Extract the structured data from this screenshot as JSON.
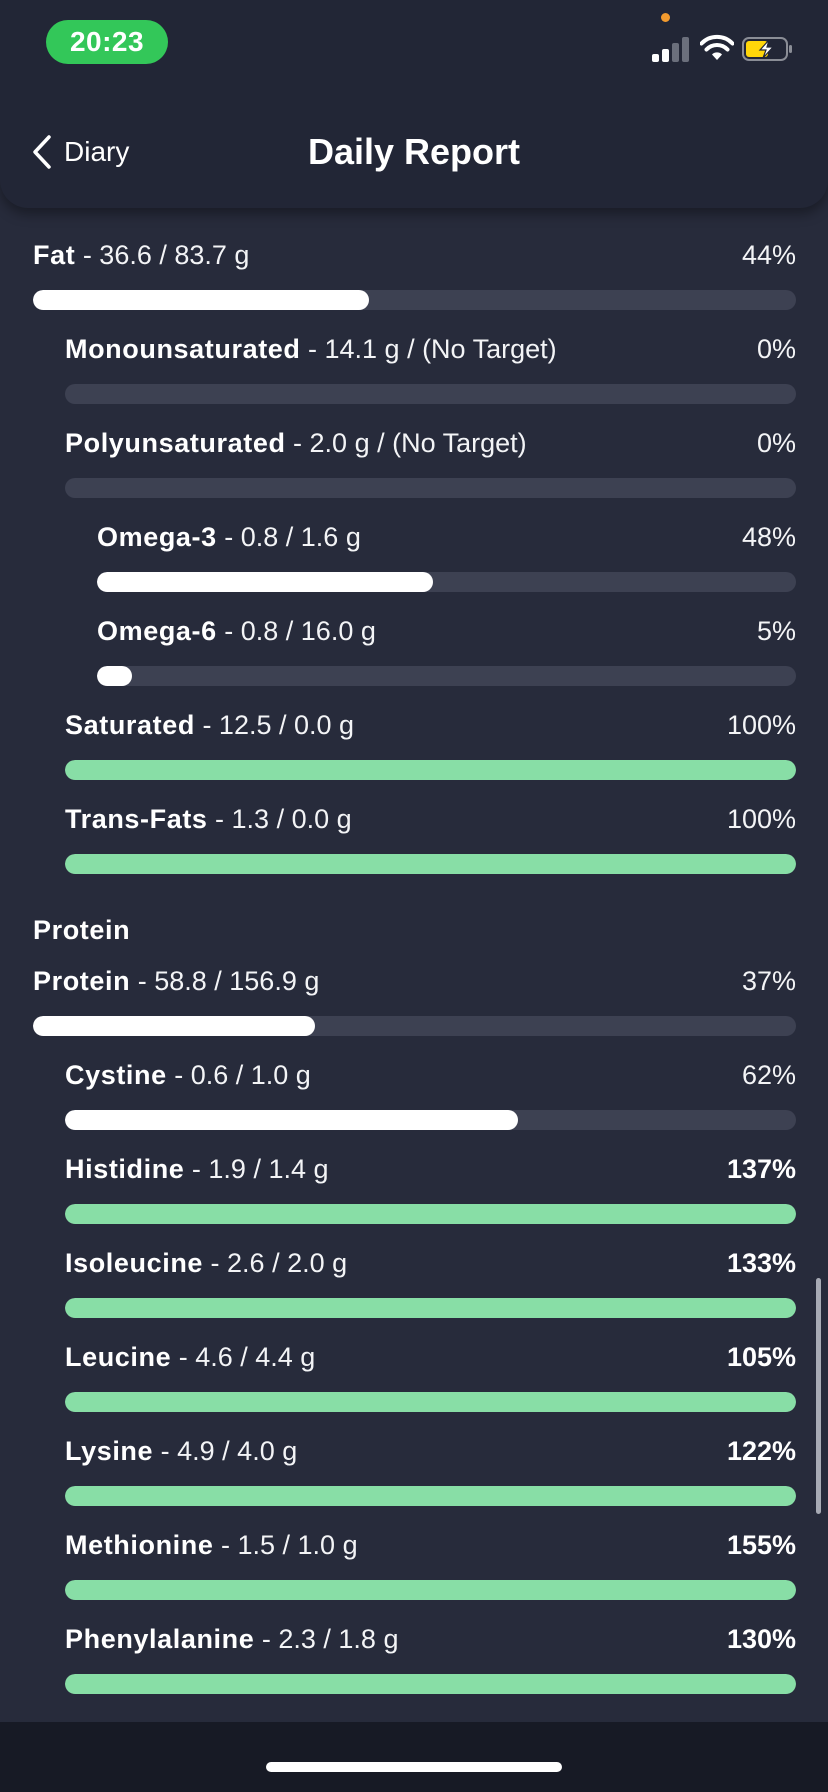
{
  "status_bar": {
    "time": "20:23"
  },
  "header": {
    "back_label": "Diary",
    "title": "Daily Report"
  },
  "sections": {
    "protein_title": "Protein"
  },
  "nutrients": [
    {
      "id": "fat",
      "name": "Fat",
      "detail": " - 36.6 / 83.7 g",
      "percent": "44%",
      "fill_fraction": 0.44,
      "over": false
    },
    {
      "id": "monounsaturated",
      "name": "Monounsaturated",
      "detail": " - 14.1 g / (No Target)",
      "percent": "0%",
      "fill_fraction": 0,
      "over": false
    },
    {
      "id": "polyunsaturated",
      "name": "Polyunsaturated",
      "detail": " - 2.0 g / (No Target)",
      "percent": "0%",
      "fill_fraction": 0,
      "over": false
    },
    {
      "id": "omega-3",
      "name": "Omega-3",
      "detail": " - 0.8 / 1.6 g",
      "percent": "48%",
      "fill_fraction": 0.48,
      "over": false
    },
    {
      "id": "omega-6",
      "name": "Omega-6",
      "detail": " - 0.8 / 16.0 g",
      "percent": "5%",
      "fill_fraction": 0.05,
      "over": false
    },
    {
      "id": "saturated",
      "name": "Saturated",
      "detail": " - 12.5 / 0.0 g",
      "percent": "100%",
      "fill_fraction": 1,
      "over": false
    },
    {
      "id": "trans-fats",
      "name": "Trans-Fats",
      "detail": " - 1.3 / 0.0 g",
      "percent": "100%",
      "fill_fraction": 1,
      "over": false
    },
    {
      "id": "protein",
      "name": "Protein",
      "detail": " - 58.8 / 156.9 g",
      "percent": "37%",
      "fill_fraction": 0.37,
      "over": false
    },
    {
      "id": "cystine",
      "name": "Cystine",
      "detail": " - 0.6 / 1.0 g",
      "percent": "62%",
      "fill_fraction": 0.62,
      "over": false
    },
    {
      "id": "histidine",
      "name": "Histidine",
      "detail": " - 1.9 / 1.4 g",
      "percent": "137%",
      "fill_fraction": 1,
      "over": true
    },
    {
      "id": "isoleucine",
      "name": "Isoleucine",
      "detail": " - 2.6 / 2.0 g",
      "percent": "133%",
      "fill_fraction": 1,
      "over": true
    },
    {
      "id": "leucine",
      "name": "Leucine",
      "detail": " - 4.6 / 4.4 g",
      "percent": "105%",
      "fill_fraction": 1,
      "over": true
    },
    {
      "id": "lysine",
      "name": "Lysine",
      "detail": " - 4.9 / 4.0 g",
      "percent": "122%",
      "fill_fraction": 1,
      "over": true
    },
    {
      "id": "methionine",
      "name": "Methionine",
      "detail": " - 1.5 / 1.0 g",
      "percent": "155%",
      "fill_fraction": 1,
      "over": true
    },
    {
      "id": "phenylalanine",
      "name": "Phenylalanine",
      "detail": " - 2.3 / 1.8 g",
      "percent": "130%",
      "fill_fraction": 1,
      "over": true
    }
  ],
  "colors": {
    "background": "#272b3b",
    "header": "#222636",
    "track": "#3d4152",
    "progress_fill": "#ffffff",
    "complete_fill": "#88dea6",
    "time_pill": "#33c759"
  },
  "icons": {
    "back": "chevron-left-icon",
    "signal": "cellular-signal-icon",
    "wifi": "wifi-icon",
    "battery": "battery-charging-icon"
  }
}
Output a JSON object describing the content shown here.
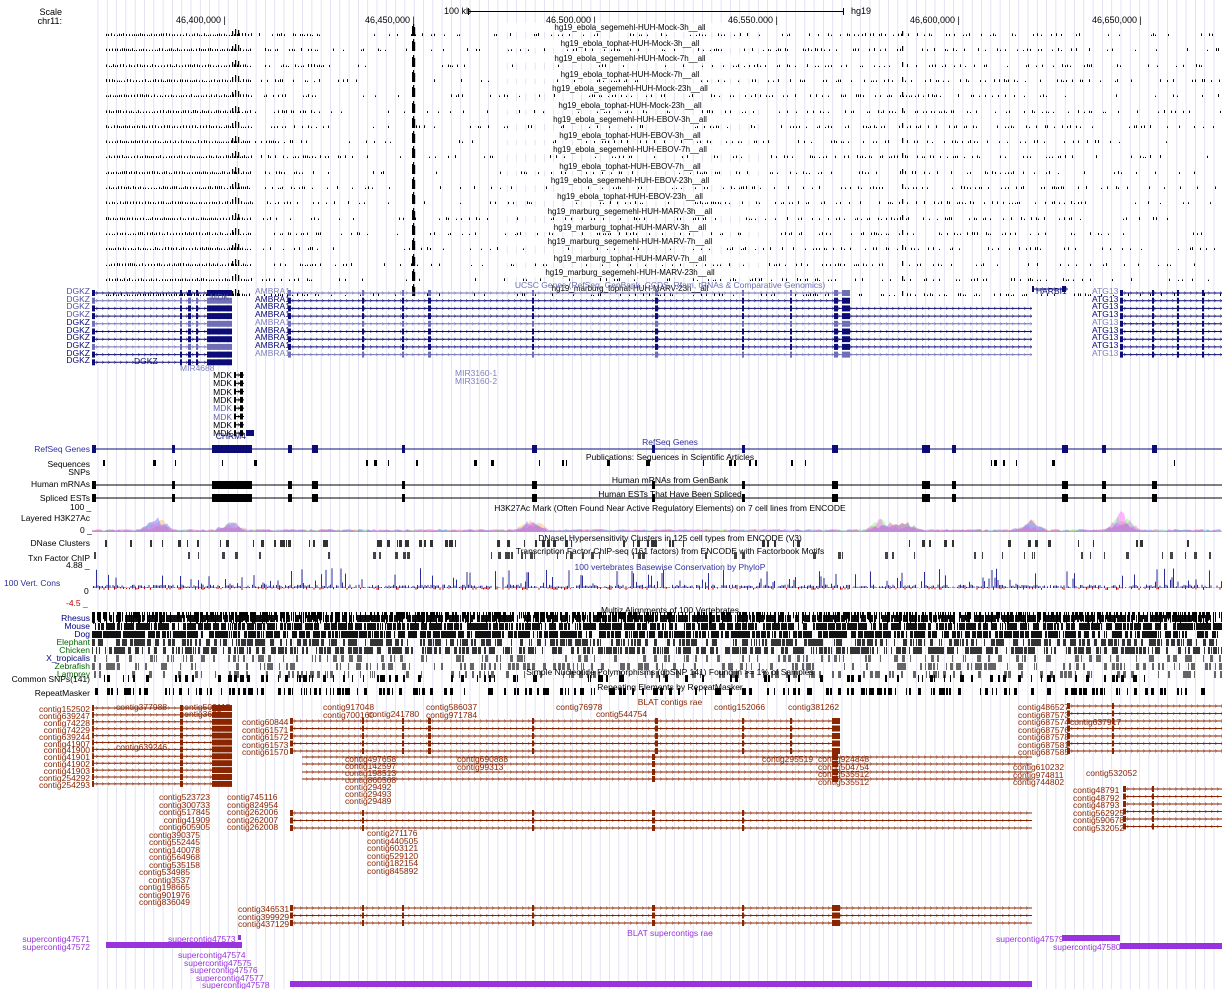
{
  "header": {
    "scale_label": "Scale",
    "chr_label": "chr11:",
    "scalebar_label": "100 kb",
    "assembly": "hg19",
    "ruler_ticks": [
      "46,400,000",
      "46,450,000",
      "46,500,000",
      "46,550,000",
      "46,600,000",
      "46,650,000"
    ]
  },
  "rnaseq_tracks": [
    "hg19_ebola_segemehl-HUH-Mock-3h__all",
    "hg19_ebola_tophat-HUH-Mock-3h__all",
    "hg19_ebola_segemehl-HUH-Mock-7h__all",
    "hg19_ebola_tophat-HUH-Mock-7h__all",
    "hg19_ebola_segemehl-HUH-Mock-23h__all",
    "hg19_ebola_tophat-HUH-Mock-23h__all",
    "hg19_ebola_segemehl-HUH-EBOV-3h__all",
    "hg19_ebola_tophat-HUH-EBOV-3h__all",
    "hg19_ebola_segemehl-HUH-EBOV-7h__all",
    "hg19_ebola_tophat-HUH-EBOV-7h__all",
    "hg19_ebola_segemehl-HUH-EBOV-23h__all",
    "hg19_ebola_tophat-HUH-EBOV-23h__all",
    "hg19_marburg_segemehl-HUH-MARV-3h__all",
    "hg19_marburg_tophat-HUH-MARV-3h__all",
    "hg19_marburg_segemehl-HUH-MARV-7h__all",
    "hg19_marburg_tophat-HUH-MARV-7h__all",
    "hg19_marburg_segemehl-HUH-MARV-23h__all",
    "hg19_marburg_tophat-HUH-MARV-23h__all"
  ],
  "ucsc_genes": {
    "title": "UCSC Genes (RefSeq, GenBank, CCDS, Rfam, tRNAs & Comparative Genomics)",
    "left_labels": [
      "DGKZ",
      "DGKZ",
      "DGKZ",
      "DGKZ",
      "DGKZ",
      "DGKZ",
      "DGKZ",
      "DGKZ",
      "DGKZ",
      "DGKZ"
    ],
    "mdk_label": "MDK",
    "ambra_labels": [
      "AMBRA1",
      "AMBRA1",
      "AMBRA1",
      "AMBRA1",
      "AMBRA1",
      "AMBRA1",
      "AMBRA1",
      "AMBRA1",
      "AMBRA1"
    ],
    "harbi_label": "HARBI1",
    "atg_labels": [
      "ATG13",
      "ATG13",
      "ATG13",
      "ATG13",
      "ATG13",
      "ATG13",
      "ATG13",
      "ATG13",
      "ATG13"
    ],
    "mir3160": [
      "MIR3160-1",
      "MIR3160-2"
    ],
    "dgkz_inline": "DGKZ",
    "mir4688": "MIR4688",
    "mdk_stack": [
      "MDK",
      "MDK",
      "MDK",
      "MDK",
      "MDK",
      "MDK",
      "MDK",
      "MDK"
    ],
    "chrm4": "CHRM4"
  },
  "annotation_tracks": {
    "refseq_label": "RefSeq Genes",
    "refseq_title": "RefSeq Genes",
    "sequences_label": "Sequences",
    "snps_label": "SNPs",
    "publications_title": "Publications: Sequences in Scientific Articles",
    "mrna_label": "Human mRNAs",
    "mrna_title": "Human mRNAs from GenBank",
    "est_label": "Spliced ESTs",
    "est_title": "Human ESTs That Have Been Spliced",
    "h3k_label": "Layered H3K27Ac",
    "h3k_max": "100 _",
    "h3k_min": "0 _",
    "h3k_title": "H3K27Ac Mark (Often Found Near Active Regulatory Elements) on 7 cell lines from ENCODE",
    "dnase_label": "DNase Clusters",
    "dnase_title": "DNaseI Hypersensitivity Clusters in 125 cell types from ENCODE (V3)",
    "tfchip_label": "Txn Factor ChIP",
    "tfchip_title": "Transcription Factor ChIP-seq (161 factors) from ENCODE with Factorbook Motifs",
    "cons_max": "4.88 _",
    "cons_label": "100 Vert. Cons",
    "cons_zero": "0",
    "cons_min": "-4.5 _",
    "cons_title": "100 vertebrates Basewise Conservation by PhyloP",
    "multiz_title": "Multiz Alignments of 100 Vertebrates",
    "species": [
      "Rhesus",
      "Mouse",
      "Dog",
      "Elephant",
      "Chicken",
      "X_tropicalis",
      "Zebrafish",
      "Lamprey"
    ],
    "species_colors": [
      "#000080",
      "#000080",
      "#000080",
      "#006600",
      "#006600",
      "#000080",
      "#006600",
      "#006600"
    ],
    "snp_label": "Common SNPs(141)",
    "snp_title": "Simple Nucleotide Polymorphisms (dbSNP 141) Found in >= 1% of Samples",
    "rmsk_label": "RepeatMasker",
    "rmsk_title": "Repeating Elements by RepeatMasker"
  },
  "blat_contigs": {
    "title": "BLAT contigs rae",
    "left_labels": [
      "contig152502",
      "contig639247",
      "contig74228",
      "contig74229",
      "contig639244",
      "contig41907",
      "contig41900",
      "contig41901",
      "contig41902",
      "contig41903",
      "contig254292",
      "contig254293"
    ],
    "col_a": [
      "contig377988",
      "contig639246"
    ],
    "col_b": [
      "contig503115",
      "contig3635"
    ],
    "col_c": [
      "contig60844",
      "contig61571",
      "contig61572",
      "contig61573",
      "contig61570"
    ],
    "col_d": [
      "contig917048",
      "contig700160"
    ],
    "col_e": [
      "contig241780"
    ],
    "col_f": [
      "contig586037",
      "contig971784"
    ],
    "col_g": [
      "contig76978"
    ],
    "col_h": [
      "contig544754"
    ],
    "col_i": [
      "contig152066"
    ],
    "col_j": [
      "contig381262"
    ],
    "right_a": [
      "contig486527",
      "contig687573",
      "contig687574",
      "contig687576",
      "contig687578",
      "contig687581",
      "contig687585"
    ],
    "right_b": [
      "contig637917"
    ],
    "mid_a": [
      "contig497658",
      "contig142597",
      "contig198513",
      "contig860568",
      "contig29492",
      "contig29493",
      "contig29489"
    ],
    "mid_b": [
      "contig690888",
      "contig99313"
    ],
    "mid_c": [
      "contig295519"
    ],
    "mid_d": [
      "contig924848",
      "contig504754",
      "contig535512",
      "contig535512"
    ],
    "right_c": [
      "contig610232",
      "contig974811",
      "contig744802"
    ],
    "right_d": [
      "contig532052"
    ],
    "right_e": [
      "contig48791",
      "contig48792",
      "contig48793",
      "contig562925",
      "contig590678",
      "contig532052"
    ],
    "stack_a": [
      "contig523723",
      "contig300733",
      "contig517845",
      "contig41909",
      "contig605905",
      "contig390375",
      "contig552445",
      "contig140078",
      "contig564968",
      "contig535158",
      "contig534985",
      "contig3537",
      "contig198665",
      "contig901976",
      "contig836049"
    ],
    "stack_b": [
      "contig745116",
      "contig824954",
      "contig262006",
      "contig262007",
      "contig262008"
    ],
    "stack_c": [
      "contig271176",
      "contig440505",
      "contig603121",
      "contig529120",
      "contig182154",
      "contig845892"
    ],
    "bottom": [
      "contig346531",
      "contig399929",
      "contig437129"
    ]
  },
  "blat_supercontigs": {
    "title": "BLAT supercontigs rae",
    "left_labels": [
      "supercontig47571",
      "supercontig47572"
    ],
    "inline_a": "supercontig47573",
    "stack": [
      "supercontig47574",
      "supercontig47575",
      "supercontig47576",
      "supercontig47577",
      "supercontig47578"
    ],
    "right_a": "supercontig47579",
    "right_b": "supercontig47580"
  },
  "colors": {
    "gene_blue": "#0c0c78",
    "gene_light": "#6f6fb8",
    "contig_brown": "#8b2500",
    "supercontig_purple": "#9933dd",
    "grid_line": "#d8d8f0",
    "conservation": "#2d2d9a"
  }
}
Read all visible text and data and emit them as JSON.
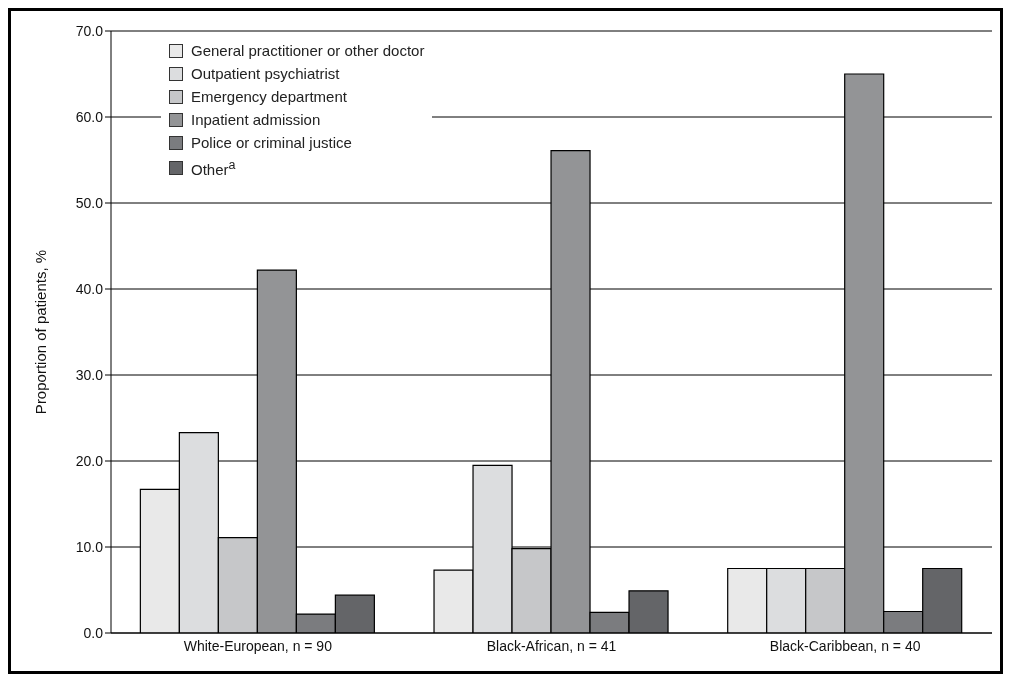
{
  "chart_data": {
    "type": "bar",
    "ylabel": "Proportion of patients, %",
    "categories": [
      "White-European, n = 90",
      "Black-African, n = 41",
      "Black-Caribbean, n = 40"
    ],
    "series": [
      {
        "name": "General practitioner or other doctor",
        "color": "#e9e9e9",
        "values": [
          16.7,
          7.3,
          7.5
        ]
      },
      {
        "name": "Outpatient psychiatrist",
        "color": "#dcdddf",
        "values": [
          23.3,
          19.5,
          7.5
        ]
      },
      {
        "name": "Emergency department",
        "color": "#c6c7c9",
        "values": [
          11.1,
          9.8,
          7.5
        ]
      },
      {
        "name": "Inpatient admission",
        "color": "#939496",
        "values": [
          42.2,
          56.1,
          65.0
        ]
      },
      {
        "name": "Police or criminal justice",
        "color": "#7b7c7f",
        "values": [
          2.2,
          2.4,
          2.5
        ]
      },
      {
        "name": "Other$^{a}$",
        "color": "#646568",
        "values": [
          4.4,
          4.9,
          7.5
        ]
      }
    ],
    "ylim": [
      0,
      70
    ],
    "yticks": [
      {
        "value": 0,
        "label": "0.0"
      },
      {
        "value": 10,
        "label": "10.0"
      },
      {
        "value": 20,
        "label": "20.0"
      },
      {
        "value": 30,
        "label": "30.0"
      },
      {
        "value": 40,
        "label": "40.0"
      },
      {
        "value": 50,
        "label": "50.0"
      },
      {
        "value": 60,
        "label": "60.0"
      },
      {
        "value": 70,
        "label": "70.0"
      }
    ],
    "grid": "y",
    "legend": "top left"
  }
}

────

**TASK INSTRUCTIONS:** Work through the material above. Then report how many of its lines contain "MARV", and only that.

**COMPLETED EXERCISE:** 6